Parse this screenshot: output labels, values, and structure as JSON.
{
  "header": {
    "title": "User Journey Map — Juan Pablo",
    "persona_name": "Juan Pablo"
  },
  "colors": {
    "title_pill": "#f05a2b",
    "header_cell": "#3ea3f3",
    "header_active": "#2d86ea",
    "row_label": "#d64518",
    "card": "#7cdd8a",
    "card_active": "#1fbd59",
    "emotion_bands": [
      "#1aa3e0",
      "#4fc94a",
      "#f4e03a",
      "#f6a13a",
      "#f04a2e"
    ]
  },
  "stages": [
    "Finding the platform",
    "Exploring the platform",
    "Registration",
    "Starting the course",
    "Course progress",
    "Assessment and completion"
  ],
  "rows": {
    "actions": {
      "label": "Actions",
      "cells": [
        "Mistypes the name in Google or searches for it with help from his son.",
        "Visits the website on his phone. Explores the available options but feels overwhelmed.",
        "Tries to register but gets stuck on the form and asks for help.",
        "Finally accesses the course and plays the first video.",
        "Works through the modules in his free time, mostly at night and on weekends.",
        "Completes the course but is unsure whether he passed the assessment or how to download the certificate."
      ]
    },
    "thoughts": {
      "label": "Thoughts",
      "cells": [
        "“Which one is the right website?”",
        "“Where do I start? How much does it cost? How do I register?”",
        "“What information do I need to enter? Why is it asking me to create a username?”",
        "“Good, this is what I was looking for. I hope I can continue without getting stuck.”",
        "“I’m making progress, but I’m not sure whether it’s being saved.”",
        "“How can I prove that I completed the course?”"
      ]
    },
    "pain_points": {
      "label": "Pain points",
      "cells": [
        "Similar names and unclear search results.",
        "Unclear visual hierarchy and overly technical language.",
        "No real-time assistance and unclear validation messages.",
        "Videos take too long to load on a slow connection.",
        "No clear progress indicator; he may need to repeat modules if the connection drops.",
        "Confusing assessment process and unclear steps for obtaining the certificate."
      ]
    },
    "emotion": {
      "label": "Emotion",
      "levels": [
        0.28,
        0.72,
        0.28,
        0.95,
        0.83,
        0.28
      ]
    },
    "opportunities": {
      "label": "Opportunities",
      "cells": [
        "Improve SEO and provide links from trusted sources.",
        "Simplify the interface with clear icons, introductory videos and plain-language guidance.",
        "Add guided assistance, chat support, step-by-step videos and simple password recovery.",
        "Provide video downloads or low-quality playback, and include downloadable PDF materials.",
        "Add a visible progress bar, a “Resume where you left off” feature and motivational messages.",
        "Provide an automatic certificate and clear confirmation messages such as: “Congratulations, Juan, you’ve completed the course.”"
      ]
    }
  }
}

****************************************

■ **WHAT THE EXERCISE ASKS**:
Using the data above, return each line exactly as written.

■ **RESULT**:
Parse this screenshot: output labels, values, and structure as JSON.
{
  "header": {
    "title": "User Journey Map — Juan Pablo",
    "persona_name": "Juan Pablo"
  },
  "colors": {
    "title_pill": "#f05a2b",
    "header_cell": "#3ea3f3",
    "header_active": "#2d86ea",
    "row_label": "#d64518",
    "card": "#7cdd8a",
    "card_active": "#1fbd59",
    "emotion_bands": [
      "#1aa3e0",
      "#4fc94a",
      "#f4e03a",
      "#f6a13a",
      "#f04a2e"
    ]
  },
  "stages": [
    "Finding the platform",
    "Exploring the platform",
    "Registration",
    "Starting the course",
    "Course progress",
    "Assessment and completion"
  ],
  "rows": {
    "actions": {
      "label": "Actions",
      "cells": [
        "Mistypes the name in Google or searches for it with help from his son.",
        "Visits the website on his phone. Explores the available options but feels overwhelmed.",
        "Tries to register but gets stuck on the form and asks for help.",
        "Finally accesses the course and plays the first video.",
        "Works through the modules in his free time, mostly at night and on weekends.",
        "Completes the course but is unsure whether he passed the assessment or how to download the certificate."
      ]
    },
    "thoughts": {
      "label": "Thoughts",
      "cells": [
        "“Which one is the right website?”",
        "“Where do I start? How much does it cost? How do I register?”",
        "“What information do I need to enter? Why is it asking me to create a username?”",
        "“Good, this is what I was looking for. I hope I can continue without getting stuck.”",
        "“I’m making progress, but I’m not sure whether it’s being saved.”",
        "“How can I prove that I completed the course?”"
      ]
    },
    "pain_points": {
      "label": "Pain points",
      "cells": [
        "Similar names and unclear search results.",
        "Unclear visual hierarchy and overly technical language.",
        "No real-time assistance and unclear validation messages.",
        "Videos take too long to load on a slow connection.",
        "No clear progress indicator; he may need to repeat modules if the connection drops.",
        "Confusing assessment process and unclear steps for obtaining the certificate."
      ]
    },
    "emotion": {
      "label": "Emotion",
      "levels": [
        0.28,
        0.72,
        0.28,
        0.95,
        0.83,
        0.28
      ]
    },
    "opportunities": {
      "label": "Opportunities",
      "cells": [
        "Improve SEO and provide links from trusted sources.",
        "Simplify the interface with clear icons, introductory videos and plain-language guidance.",
        "Add guided assistance, chat support, step-by-step videos and simple password recovery.",
        "Provide video downloads or low-quality playback, and include downloadable PDF materials.",
        "Add a visible progress bar, a “Resume where you left off” feature and motivational messages.",
        "Provide an automatic certificate and clear confirmation messages such as: “Congratulations, Juan, you’ve completed the course.”"
      ]
    }
  }
}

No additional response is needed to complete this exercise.